━━ SUPPLIED MATERIAL ━━

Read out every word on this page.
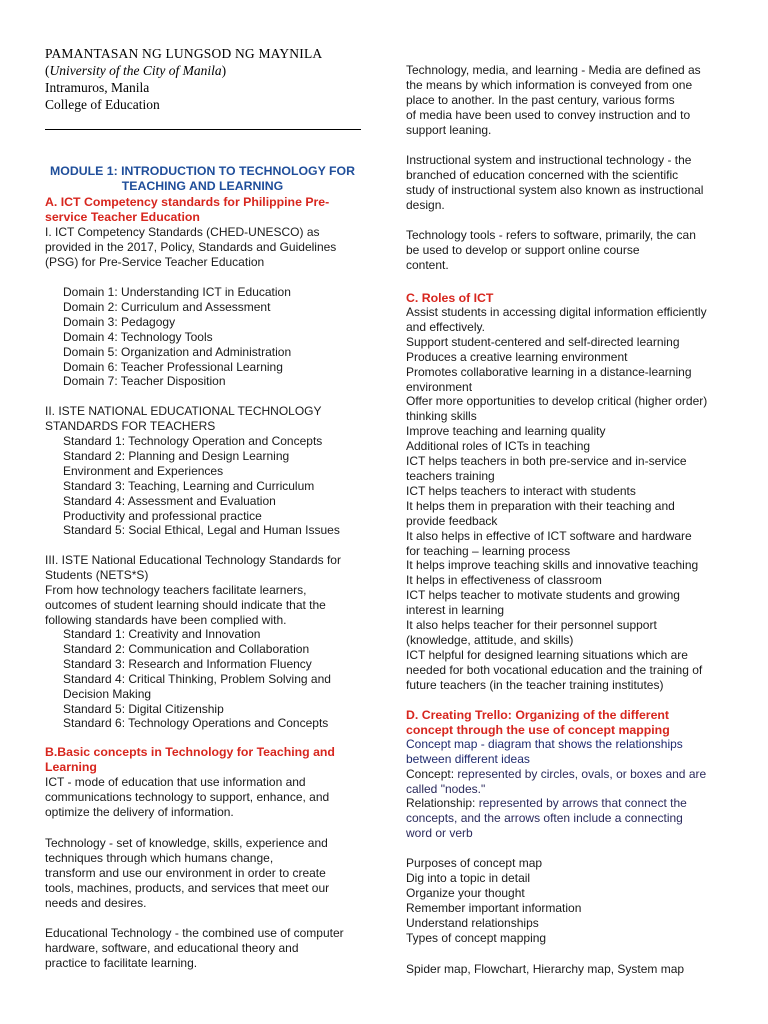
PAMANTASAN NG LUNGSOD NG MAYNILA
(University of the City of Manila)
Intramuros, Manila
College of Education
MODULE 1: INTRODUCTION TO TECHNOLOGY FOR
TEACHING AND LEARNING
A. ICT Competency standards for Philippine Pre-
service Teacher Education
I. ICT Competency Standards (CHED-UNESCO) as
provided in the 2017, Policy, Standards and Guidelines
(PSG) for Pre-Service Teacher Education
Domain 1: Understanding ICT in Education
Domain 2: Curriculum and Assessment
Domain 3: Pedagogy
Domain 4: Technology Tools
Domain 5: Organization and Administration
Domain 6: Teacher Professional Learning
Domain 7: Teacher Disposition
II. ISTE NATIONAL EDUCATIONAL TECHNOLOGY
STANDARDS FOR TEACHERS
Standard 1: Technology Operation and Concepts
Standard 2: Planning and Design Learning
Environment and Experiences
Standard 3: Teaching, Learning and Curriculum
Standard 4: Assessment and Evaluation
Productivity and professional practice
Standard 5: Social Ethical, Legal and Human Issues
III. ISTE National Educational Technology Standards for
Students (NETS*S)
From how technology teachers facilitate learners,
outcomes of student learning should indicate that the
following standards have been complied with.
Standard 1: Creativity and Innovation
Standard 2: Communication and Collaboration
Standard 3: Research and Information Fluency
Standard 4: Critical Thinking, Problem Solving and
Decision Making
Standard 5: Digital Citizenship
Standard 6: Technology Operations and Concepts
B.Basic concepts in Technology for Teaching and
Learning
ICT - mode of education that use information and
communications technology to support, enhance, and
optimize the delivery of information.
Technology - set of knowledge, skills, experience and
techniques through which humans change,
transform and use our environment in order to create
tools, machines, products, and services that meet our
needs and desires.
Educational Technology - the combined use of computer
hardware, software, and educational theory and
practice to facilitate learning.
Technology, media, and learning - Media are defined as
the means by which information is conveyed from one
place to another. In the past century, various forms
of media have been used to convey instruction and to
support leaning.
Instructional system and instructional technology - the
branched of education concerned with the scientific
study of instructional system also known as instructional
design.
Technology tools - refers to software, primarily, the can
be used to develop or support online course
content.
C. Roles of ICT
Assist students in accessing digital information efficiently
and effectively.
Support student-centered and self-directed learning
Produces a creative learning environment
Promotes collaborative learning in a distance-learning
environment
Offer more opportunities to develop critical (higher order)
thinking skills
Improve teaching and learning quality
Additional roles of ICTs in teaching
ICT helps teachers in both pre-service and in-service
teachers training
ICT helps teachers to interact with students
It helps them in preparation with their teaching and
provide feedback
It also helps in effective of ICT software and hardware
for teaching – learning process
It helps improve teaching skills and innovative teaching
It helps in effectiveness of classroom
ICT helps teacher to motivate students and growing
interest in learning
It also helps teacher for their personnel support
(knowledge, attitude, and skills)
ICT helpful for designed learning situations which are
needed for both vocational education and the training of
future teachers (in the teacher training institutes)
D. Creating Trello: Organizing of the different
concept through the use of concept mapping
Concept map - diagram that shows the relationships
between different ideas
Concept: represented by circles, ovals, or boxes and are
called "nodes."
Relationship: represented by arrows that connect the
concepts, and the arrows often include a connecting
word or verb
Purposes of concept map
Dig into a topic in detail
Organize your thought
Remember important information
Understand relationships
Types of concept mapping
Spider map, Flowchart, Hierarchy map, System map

━━━

_AIM_
Examine the listing and say how many of its lines contain the string "different". Give the number alone.

_TASK RESULT_
2